= EXERCISE DESCRIPTION =
Please reproduce the part of the material that opens with the line containing "- equation: 6SQ = 48: [480, 630, 573, 652]" and closes with the line containing "- step-label: خاصية الضرب التبادلي: [150, 79, 289, 97]", swapping "step-label" for "step-note" and leaving everything else as it is.

━━━ SOURCE MATERIAL ━━━

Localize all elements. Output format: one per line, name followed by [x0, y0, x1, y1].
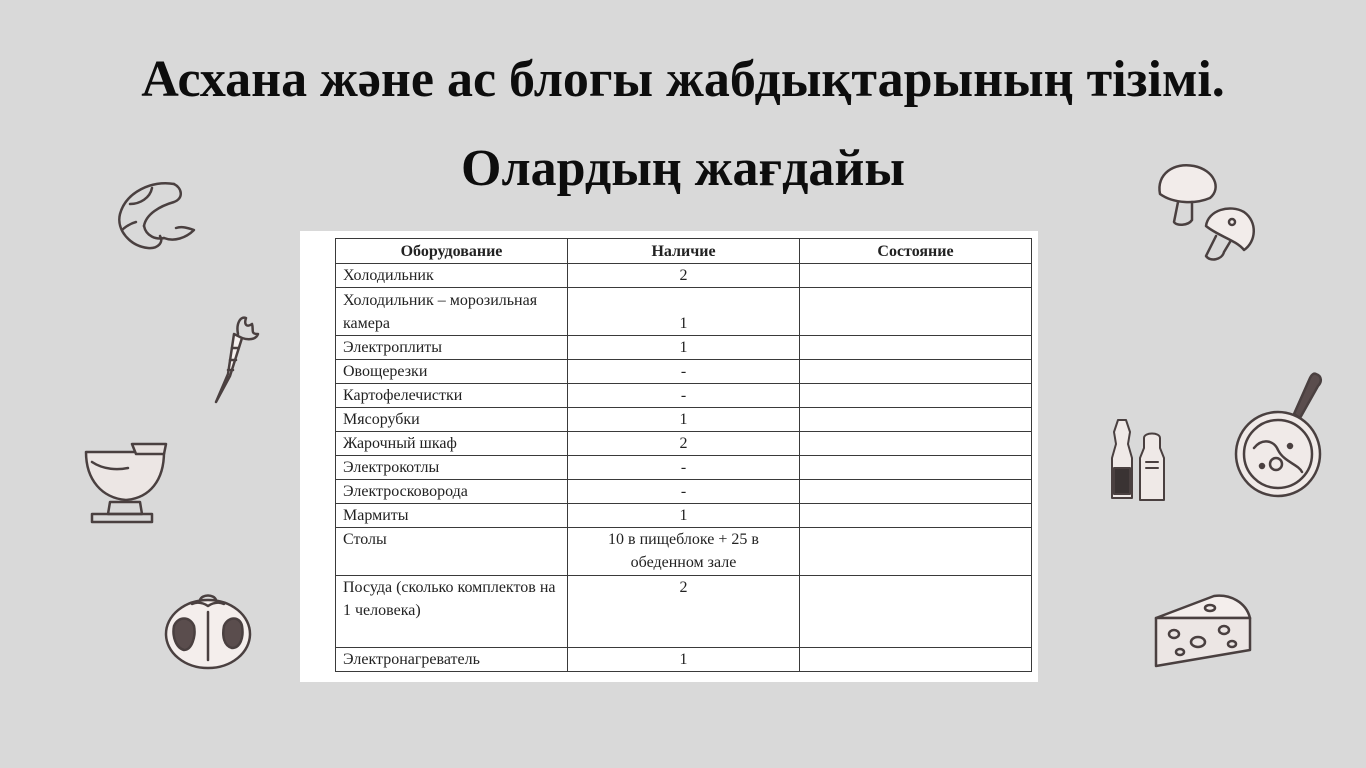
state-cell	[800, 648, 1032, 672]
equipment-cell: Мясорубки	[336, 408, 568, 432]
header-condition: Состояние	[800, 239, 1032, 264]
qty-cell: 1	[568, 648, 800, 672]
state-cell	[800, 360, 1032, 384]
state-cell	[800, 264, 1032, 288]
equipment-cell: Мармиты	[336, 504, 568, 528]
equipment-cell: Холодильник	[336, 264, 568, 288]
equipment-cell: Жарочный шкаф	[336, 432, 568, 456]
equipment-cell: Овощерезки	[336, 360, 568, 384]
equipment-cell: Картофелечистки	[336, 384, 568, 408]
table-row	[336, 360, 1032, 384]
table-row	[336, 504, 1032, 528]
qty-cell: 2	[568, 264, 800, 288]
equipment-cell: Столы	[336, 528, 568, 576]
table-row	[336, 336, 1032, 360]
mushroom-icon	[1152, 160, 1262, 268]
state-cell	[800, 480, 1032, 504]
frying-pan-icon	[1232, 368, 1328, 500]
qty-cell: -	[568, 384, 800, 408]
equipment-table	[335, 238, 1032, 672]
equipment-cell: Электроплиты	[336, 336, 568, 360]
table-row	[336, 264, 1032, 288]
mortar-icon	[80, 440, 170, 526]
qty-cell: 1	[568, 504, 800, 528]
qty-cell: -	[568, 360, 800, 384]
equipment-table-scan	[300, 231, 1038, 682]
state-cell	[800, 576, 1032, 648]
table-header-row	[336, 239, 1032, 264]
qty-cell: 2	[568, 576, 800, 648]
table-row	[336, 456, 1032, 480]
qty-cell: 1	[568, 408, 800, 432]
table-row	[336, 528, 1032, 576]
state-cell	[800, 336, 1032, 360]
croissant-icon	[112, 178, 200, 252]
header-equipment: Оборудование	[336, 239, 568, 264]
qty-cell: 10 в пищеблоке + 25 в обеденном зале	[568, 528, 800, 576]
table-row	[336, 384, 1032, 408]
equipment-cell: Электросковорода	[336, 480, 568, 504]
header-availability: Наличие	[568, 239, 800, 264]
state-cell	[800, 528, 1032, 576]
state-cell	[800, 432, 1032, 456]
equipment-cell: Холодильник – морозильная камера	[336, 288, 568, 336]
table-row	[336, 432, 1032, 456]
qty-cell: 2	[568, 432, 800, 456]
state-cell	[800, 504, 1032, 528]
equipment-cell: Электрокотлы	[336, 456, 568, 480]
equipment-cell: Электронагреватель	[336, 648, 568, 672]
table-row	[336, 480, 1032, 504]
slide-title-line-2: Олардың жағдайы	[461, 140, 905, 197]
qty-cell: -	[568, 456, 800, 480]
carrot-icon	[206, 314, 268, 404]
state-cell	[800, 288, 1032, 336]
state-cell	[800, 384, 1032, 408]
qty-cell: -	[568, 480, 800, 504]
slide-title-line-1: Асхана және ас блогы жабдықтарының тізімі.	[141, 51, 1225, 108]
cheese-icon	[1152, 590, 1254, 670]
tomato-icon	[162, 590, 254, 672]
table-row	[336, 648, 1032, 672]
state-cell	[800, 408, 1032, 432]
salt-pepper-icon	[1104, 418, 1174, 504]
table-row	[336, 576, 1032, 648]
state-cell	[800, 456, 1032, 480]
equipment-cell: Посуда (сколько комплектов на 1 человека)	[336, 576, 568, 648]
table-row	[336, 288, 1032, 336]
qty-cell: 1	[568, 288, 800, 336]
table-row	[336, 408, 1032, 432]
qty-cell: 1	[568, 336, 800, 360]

━━━
━━━ SOURCE MATERIAL ━━━

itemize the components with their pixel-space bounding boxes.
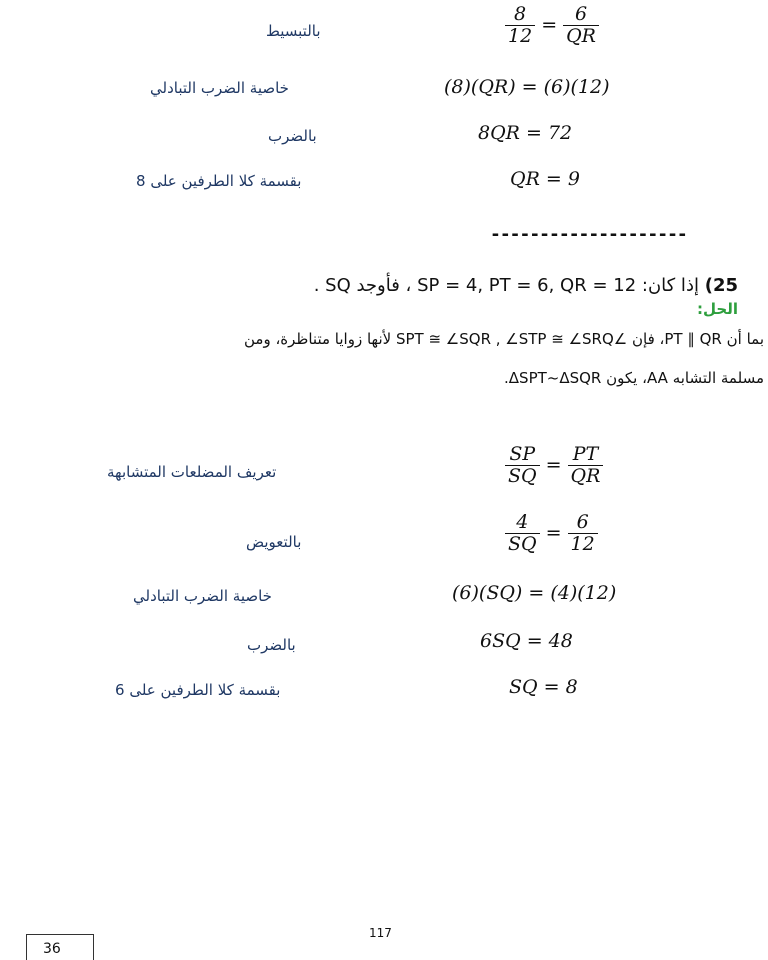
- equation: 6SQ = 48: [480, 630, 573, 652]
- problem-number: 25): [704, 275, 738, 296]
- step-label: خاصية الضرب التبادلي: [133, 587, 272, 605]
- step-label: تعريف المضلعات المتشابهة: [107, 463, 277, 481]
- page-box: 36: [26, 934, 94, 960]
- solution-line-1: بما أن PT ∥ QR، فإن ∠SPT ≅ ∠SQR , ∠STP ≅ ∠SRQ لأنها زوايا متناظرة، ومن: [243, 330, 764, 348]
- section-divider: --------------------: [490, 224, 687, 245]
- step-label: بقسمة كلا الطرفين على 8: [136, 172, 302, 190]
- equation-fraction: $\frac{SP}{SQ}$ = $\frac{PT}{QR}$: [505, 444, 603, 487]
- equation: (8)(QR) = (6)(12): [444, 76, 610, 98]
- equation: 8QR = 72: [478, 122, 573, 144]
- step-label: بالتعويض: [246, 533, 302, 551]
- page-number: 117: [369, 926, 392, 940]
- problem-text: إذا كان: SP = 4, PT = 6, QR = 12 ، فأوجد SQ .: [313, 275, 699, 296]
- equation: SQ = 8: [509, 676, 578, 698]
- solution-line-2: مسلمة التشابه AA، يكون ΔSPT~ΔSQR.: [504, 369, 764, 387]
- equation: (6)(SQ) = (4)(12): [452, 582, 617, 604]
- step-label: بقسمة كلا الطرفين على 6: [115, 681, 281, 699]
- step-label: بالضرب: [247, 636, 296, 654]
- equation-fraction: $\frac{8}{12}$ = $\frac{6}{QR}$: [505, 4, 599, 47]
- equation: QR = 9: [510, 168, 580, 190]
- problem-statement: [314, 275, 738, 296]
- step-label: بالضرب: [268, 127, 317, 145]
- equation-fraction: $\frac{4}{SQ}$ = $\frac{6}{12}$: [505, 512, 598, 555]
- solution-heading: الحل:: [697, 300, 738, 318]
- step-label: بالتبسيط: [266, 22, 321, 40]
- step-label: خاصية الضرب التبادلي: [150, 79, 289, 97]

━━━
━━━ SOURCE MATERIAL ━━━

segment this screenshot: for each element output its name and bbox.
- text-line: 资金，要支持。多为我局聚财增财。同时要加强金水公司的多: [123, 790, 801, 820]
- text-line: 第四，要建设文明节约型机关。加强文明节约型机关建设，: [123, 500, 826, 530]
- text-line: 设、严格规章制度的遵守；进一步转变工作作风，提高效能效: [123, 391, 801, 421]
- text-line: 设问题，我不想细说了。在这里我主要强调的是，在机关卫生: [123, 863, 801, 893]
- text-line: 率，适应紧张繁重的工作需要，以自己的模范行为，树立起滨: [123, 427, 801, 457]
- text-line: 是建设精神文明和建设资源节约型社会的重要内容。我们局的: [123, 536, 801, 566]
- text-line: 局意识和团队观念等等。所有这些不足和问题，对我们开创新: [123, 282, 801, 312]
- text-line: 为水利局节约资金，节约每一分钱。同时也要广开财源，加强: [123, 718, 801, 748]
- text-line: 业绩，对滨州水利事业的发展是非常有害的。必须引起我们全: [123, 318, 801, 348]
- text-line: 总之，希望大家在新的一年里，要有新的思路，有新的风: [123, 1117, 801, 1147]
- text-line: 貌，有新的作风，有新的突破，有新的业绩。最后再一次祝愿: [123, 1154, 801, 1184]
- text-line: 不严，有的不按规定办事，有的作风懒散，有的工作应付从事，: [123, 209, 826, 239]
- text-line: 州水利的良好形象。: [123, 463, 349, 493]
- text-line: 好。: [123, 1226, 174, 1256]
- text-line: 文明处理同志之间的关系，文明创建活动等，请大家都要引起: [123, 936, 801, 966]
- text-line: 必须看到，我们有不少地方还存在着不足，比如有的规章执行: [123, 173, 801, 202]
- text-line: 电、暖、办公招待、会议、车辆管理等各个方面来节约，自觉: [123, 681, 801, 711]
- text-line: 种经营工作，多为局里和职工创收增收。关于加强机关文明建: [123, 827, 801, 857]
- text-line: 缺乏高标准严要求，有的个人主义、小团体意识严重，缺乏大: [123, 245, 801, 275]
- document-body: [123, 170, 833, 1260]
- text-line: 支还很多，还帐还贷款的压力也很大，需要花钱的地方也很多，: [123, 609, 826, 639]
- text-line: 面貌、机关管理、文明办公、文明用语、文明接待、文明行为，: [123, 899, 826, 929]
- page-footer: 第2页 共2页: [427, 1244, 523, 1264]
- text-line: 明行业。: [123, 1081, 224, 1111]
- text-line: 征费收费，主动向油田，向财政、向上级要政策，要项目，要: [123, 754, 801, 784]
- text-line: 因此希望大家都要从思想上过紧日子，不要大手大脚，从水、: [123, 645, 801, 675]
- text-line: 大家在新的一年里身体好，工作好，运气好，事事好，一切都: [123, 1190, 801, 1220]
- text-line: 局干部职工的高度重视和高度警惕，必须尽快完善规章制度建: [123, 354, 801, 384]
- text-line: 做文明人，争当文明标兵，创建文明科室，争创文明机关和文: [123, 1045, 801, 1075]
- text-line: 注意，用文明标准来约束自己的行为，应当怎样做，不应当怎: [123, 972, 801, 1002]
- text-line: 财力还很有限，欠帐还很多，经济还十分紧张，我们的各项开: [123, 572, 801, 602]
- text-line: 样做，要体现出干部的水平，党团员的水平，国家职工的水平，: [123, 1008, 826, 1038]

━━━

= FINAL RESULT =
- equation: 6SQ = 48: [480, 630, 573, 652]
- problem-number: 25): [704, 275, 738, 296]
- step-note: خاصية الضرب التبادلي: [133, 587, 272, 605]
- step-note: تعريف المضلعات المتشابهة: [107, 463, 277, 481]
- page-box: 36: [26, 934, 94, 960]
- solution-line-1: بما أن PT ∥ QR، فإن ∠SPT ≅ ∠SQR , ∠STP ≅ ∠SRQ لأنها زوايا متناظرة، ومن: [243, 330, 764, 348]
- section-divider: --------------------: [490, 224, 687, 245]
- step-note: بقسمة كلا الطرفين على 8: [136, 172, 302, 190]
- equation-fraction: $\frac{SP}{SQ}$ = $\frac{PT}{QR}$: [505, 444, 603, 487]
- equation: (8)(QR) = (6)(12): [444, 76, 610, 98]
- equation: 8QR = 72: [478, 122, 573, 144]
- step-note: بالتعويض: [246, 533, 302, 551]
- page-number: 117: [369, 926, 392, 940]
- problem-text: إذا كان: SP = 4, PT = 6, QR = 12 ، فأوجد SQ .: [313, 275, 699, 296]
- equation: SQ = 8: [509, 676, 578, 698]
- solution-line-2: مسلمة التشابه AA، يكون ΔSPT~ΔSQR.: [504, 369, 764, 387]
- equation: (6)(SQ) = (4)(12): [452, 582, 617, 604]
- step-note: بقسمة كلا الطرفين على 6: [115, 681, 281, 699]
- step-note: بالضرب: [247, 636, 296, 654]
- equation-fraction: $\frac{8}{12}$ = $\frac{6}{QR}$: [505, 4, 599, 47]
- equation: QR = 9: [510, 168, 580, 190]
- problem-statement: [314, 275, 738, 296]
- step-note: بالضرب: [268, 127, 317, 145]
- equation-fraction: $\frac{4}{SQ}$ = $\frac{6}{12}$: [505, 512, 598, 555]
- solution-heading: الحل:: [697, 300, 738, 318]
- step-note: بالتبسيط: [266, 22, 321, 40]
- step-note: خاصية الضرب التبادلي: [150, 79, 289, 97]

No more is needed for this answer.